→ SUPPLIED MATERIAL:
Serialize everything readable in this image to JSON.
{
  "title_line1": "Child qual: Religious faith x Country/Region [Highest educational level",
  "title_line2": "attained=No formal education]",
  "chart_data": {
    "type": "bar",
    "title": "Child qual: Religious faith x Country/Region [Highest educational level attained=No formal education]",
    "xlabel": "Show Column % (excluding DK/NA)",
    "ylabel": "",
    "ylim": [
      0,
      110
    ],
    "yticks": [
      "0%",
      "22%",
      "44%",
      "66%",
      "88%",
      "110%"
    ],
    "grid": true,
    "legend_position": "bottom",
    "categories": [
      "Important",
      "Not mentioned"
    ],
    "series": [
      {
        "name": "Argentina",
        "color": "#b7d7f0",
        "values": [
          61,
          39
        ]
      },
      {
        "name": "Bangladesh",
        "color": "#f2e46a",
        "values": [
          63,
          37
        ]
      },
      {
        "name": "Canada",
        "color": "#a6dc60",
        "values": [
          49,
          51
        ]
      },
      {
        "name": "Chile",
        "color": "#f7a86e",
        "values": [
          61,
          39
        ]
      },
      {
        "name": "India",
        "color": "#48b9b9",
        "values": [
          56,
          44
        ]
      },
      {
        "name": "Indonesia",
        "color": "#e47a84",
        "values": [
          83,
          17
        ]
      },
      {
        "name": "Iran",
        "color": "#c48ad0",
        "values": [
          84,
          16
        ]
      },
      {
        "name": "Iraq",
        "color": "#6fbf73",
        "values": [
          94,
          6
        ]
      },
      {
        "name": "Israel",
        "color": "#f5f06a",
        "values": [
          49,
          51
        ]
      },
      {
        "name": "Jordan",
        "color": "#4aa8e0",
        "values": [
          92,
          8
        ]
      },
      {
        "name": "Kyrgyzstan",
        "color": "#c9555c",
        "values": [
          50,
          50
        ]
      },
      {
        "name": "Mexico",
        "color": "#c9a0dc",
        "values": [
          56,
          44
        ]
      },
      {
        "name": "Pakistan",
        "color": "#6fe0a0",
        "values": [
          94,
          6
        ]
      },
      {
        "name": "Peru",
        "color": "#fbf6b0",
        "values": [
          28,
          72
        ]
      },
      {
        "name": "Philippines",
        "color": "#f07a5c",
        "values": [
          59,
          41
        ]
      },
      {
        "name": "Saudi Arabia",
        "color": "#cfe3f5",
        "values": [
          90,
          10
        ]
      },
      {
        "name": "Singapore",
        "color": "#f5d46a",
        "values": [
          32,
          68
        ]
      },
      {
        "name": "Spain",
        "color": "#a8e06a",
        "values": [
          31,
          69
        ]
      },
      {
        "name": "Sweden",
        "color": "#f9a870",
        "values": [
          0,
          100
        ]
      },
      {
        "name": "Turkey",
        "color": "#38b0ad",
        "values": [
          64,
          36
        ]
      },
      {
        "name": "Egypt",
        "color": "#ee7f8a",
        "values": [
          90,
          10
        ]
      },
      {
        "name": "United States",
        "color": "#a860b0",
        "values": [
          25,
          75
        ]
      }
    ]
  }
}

→ WHAT YOU HAVE TO DO: Copy each line of the records containing the string "educational".

→ COMPLETED TASK:
  "title_line1": "Child qual: Religious faith x Country/Region [Highest educational level",
    "title": "Child qual: Religious faith x Country/Region [Highest educational level attained=No formal education]",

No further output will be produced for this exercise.